[Material shown — start]

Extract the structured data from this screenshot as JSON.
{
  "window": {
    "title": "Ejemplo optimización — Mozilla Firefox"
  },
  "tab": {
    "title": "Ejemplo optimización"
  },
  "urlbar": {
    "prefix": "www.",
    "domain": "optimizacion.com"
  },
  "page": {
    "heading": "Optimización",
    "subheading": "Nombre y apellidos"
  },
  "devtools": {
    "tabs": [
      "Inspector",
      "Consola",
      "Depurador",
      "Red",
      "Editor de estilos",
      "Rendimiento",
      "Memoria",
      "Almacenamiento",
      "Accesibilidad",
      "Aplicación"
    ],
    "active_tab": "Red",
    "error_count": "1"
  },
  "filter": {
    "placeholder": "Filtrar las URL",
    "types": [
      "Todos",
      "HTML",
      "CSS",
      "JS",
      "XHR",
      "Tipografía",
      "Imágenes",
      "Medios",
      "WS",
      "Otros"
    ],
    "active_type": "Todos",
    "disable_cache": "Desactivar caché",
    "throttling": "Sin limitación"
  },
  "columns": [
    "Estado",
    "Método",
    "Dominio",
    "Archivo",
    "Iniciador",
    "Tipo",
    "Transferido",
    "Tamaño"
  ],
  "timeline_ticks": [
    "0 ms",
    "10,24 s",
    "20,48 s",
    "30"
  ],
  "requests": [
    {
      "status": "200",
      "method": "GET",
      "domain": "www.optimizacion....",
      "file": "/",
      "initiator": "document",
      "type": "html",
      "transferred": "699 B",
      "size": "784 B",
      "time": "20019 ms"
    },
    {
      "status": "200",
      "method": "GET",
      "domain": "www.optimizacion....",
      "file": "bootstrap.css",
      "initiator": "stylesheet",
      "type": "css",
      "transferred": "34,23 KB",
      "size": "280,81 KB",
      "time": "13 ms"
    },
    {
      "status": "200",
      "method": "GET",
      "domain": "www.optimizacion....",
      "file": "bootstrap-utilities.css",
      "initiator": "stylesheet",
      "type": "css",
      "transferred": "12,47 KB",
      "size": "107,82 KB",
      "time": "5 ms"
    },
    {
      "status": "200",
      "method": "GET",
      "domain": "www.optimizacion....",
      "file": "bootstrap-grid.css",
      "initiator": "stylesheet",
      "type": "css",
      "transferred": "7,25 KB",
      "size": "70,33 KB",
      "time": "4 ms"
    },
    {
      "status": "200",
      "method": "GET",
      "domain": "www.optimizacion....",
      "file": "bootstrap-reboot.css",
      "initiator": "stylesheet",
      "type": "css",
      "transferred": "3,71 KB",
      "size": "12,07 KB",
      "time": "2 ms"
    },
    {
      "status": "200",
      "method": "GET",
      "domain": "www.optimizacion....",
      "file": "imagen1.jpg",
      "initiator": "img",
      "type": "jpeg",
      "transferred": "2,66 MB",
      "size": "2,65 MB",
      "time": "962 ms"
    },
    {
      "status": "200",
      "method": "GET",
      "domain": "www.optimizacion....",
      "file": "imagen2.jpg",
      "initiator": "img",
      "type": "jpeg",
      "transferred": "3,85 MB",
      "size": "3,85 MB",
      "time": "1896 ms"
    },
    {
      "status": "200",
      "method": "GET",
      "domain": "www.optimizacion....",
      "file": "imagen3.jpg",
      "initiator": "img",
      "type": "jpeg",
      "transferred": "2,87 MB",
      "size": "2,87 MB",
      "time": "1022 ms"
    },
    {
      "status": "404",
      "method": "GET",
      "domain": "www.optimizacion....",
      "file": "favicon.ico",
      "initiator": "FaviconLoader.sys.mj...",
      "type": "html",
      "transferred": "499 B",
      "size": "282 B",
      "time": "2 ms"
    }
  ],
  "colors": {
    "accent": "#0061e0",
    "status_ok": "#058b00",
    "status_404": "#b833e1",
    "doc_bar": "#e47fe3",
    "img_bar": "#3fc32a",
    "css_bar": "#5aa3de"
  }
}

[Material shown — finish]

Print every entry exactly as it appears.

» Written solution:
Extract the structured data from this screenshot as JSON.
{
  "window": {
    "title": "Ejemplo optimización — Mozilla Firefox"
  },
  "tab": {
    "title": "Ejemplo optimización"
  },
  "urlbar": {
    "prefix": "www.",
    "domain": "optimizacion.com"
  },
  "page": {
    "heading": "Optimización",
    "subheading": "Nombre y apellidos"
  },
  "devtools": {
    "tabs": [
      "Inspector",
      "Consola",
      "Depurador",
      "Red",
      "Editor de estilos",
      "Rendimiento",
      "Memoria",
      "Almacenamiento",
      "Accesibilidad",
      "Aplicación"
    ],
    "active_tab": "Red",
    "error_count": "1"
  },
  "filter": {
    "placeholder": "Filtrar las URL",
    "types": [
      "Todos",
      "HTML",
      "CSS",
      "JS",
      "XHR",
      "Tipografía",
      "Imágenes",
      "Medios",
      "WS",
      "Otros"
    ],
    "active_type": "Todos",
    "disable_cache": "Desactivar caché",
    "throttling": "Sin limitación"
  },
  "columns": [
    "Estado",
    "Método",
    "Dominio",
    "Archivo",
    "Iniciador",
    "Tipo",
    "Transferido",
    "Tamaño"
  ],
  "timeline_ticks": [
    "0 ms",
    "10,24 s",
    "20,48 s",
    "30"
  ],
  "requests": [
    {
      "status": "200",
      "method": "GET",
      "domain": "www.optimizacion....",
      "file": "/",
      "initiator": "document",
      "type": "html",
      "transferred": "699 B",
      "size": "784 B",
      "time": "20019 ms"
    },
    {
      "status": "200",
      "method": "GET",
      "domain": "www.optimizacion....",
      "file": "bootstrap.css",
      "initiator": "stylesheet",
      "type": "css",
      "transferred": "34,23 KB",
      "size": "280,81 KB",
      "time": "13 ms"
    },
    {
      "status": "200",
      "method": "GET",
      "domain": "www.optimizacion....",
      "file": "bootstrap-utilities.css",
      "initiator": "stylesheet",
      "type": "css",
      "transferred": "12,47 KB",
      "size": "107,82 KB",
      "time": "5 ms"
    },
    {
      "status": "200",
      "method": "GET",
      "domain": "www.optimizacion....",
      "file": "bootstrap-grid.css",
      "initiator": "stylesheet",
      "type": "css",
      "transferred": "7,25 KB",
      "size": "70,33 KB",
      "time": "4 ms"
    },
    {
      "status": "200",
      "method": "GET",
      "domain": "www.optimizacion....",
      "file": "bootstrap-reboot.css",
      "initiator": "stylesheet",
      "type": "css",
      "transferred": "3,71 KB",
      "size": "12,07 KB",
      "time": "2 ms"
    },
    {
      "status": "200",
      "method": "GET",
      "domain": "www.optimizacion....",
      "file": "imagen1.jpg",
      "initiator": "img",
      "type": "jpeg",
      "transferred": "2,66 MB",
      "size": "2,65 MB",
      "time": "962 ms"
    },
    {
      "status": "200",
      "method": "GET",
      "domain": "www.optimizacion....",
      "file": "imagen2.jpg",
      "initiator": "img",
      "type": "jpeg",
      "transferred": "3,85 MB",
      "size": "3,85 MB",
      "time": "1896 ms"
    },
    {
      "status": "200",
      "method": "GET",
      "domain": "www.optimizacion....",
      "file": "imagen3.jpg",
      "initiator": "img",
      "type": "jpeg",
      "transferred": "2,87 MB",
      "size": "2,87 MB",
      "time": "1022 ms"
    },
    {
      "status": "404",
      "method": "GET",
      "domain": "www.optimizacion....",
      "file": "favicon.ico",
      "initiator": "FaviconLoader.sys.mj...",
      "type": "html",
      "transferred": "499 B",
      "size": "282 B",
      "time": "2 ms"
    }
  ],
  "colors": {
    "accent": "#0061e0",
    "status_ok": "#058b00",
    "status_404": "#b833e1",
    "doc_bar": "#e47fe3",
    "img_bar": "#3fc32a",
    "css_bar": "#5aa3de"
  }
}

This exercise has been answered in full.